**INFORMATION PROVIDED**
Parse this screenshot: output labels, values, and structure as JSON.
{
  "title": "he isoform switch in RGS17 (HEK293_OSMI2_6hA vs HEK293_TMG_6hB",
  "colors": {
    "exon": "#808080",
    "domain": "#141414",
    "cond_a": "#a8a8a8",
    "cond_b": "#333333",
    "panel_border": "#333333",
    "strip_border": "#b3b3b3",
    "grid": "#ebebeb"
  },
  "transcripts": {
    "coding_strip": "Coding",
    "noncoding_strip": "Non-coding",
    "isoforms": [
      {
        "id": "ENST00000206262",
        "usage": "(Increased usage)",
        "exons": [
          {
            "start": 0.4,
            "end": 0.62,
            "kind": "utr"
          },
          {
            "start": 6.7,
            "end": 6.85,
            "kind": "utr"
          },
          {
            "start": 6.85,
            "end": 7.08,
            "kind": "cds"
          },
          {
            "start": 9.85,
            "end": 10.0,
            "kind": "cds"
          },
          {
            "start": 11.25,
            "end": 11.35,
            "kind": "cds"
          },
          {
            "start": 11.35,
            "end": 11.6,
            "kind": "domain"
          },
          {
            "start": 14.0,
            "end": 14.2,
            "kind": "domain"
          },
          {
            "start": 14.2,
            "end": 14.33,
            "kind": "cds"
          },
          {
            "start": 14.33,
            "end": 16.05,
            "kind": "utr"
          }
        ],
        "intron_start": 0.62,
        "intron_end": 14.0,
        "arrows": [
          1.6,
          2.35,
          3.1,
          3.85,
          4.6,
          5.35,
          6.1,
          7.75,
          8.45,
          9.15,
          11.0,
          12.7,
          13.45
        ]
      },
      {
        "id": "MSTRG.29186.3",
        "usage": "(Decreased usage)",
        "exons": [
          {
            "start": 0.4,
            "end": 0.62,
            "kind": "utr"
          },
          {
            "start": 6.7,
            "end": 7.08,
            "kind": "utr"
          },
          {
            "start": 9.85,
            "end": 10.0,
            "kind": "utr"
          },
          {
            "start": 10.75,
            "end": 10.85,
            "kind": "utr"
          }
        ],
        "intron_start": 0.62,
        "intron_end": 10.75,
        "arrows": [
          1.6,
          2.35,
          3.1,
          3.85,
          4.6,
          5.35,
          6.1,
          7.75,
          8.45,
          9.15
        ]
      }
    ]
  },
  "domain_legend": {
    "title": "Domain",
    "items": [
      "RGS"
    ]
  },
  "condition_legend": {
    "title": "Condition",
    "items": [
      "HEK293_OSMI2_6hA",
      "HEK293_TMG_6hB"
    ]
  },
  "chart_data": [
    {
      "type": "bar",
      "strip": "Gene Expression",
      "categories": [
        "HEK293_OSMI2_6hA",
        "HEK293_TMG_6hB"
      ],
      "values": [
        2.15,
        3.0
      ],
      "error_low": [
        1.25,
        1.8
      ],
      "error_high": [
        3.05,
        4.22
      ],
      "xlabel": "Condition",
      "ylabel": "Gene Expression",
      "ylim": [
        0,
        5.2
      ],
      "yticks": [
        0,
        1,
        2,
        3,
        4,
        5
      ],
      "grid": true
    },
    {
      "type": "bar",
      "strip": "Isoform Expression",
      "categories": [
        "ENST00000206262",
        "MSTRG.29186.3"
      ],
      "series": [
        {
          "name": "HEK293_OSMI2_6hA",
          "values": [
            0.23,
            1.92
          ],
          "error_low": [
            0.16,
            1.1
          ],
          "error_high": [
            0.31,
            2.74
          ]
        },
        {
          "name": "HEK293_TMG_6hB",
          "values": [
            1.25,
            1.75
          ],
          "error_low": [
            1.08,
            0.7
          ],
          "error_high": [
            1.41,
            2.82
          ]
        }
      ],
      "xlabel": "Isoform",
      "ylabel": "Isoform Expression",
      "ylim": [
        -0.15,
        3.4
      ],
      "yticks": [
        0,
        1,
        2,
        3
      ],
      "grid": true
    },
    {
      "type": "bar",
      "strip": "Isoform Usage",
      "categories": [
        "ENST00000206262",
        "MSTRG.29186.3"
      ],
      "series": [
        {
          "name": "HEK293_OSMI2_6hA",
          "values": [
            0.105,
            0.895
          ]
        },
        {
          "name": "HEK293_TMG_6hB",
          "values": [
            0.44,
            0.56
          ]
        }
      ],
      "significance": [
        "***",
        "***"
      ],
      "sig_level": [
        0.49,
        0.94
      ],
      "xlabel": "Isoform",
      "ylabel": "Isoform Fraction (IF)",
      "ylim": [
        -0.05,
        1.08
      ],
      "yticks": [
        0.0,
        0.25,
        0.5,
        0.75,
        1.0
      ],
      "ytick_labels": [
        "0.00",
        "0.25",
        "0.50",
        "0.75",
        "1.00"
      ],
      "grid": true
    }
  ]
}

**TASK OBJECTIVE**
Identify each line holding the string "Expression", and copy it out.

**EXERCISE RESULT**
      "strip": "Gene Expression",
      "ylabel": "Gene Expression",
      "strip": "Isoform Expression",
      "ylabel": "Isoform Expression",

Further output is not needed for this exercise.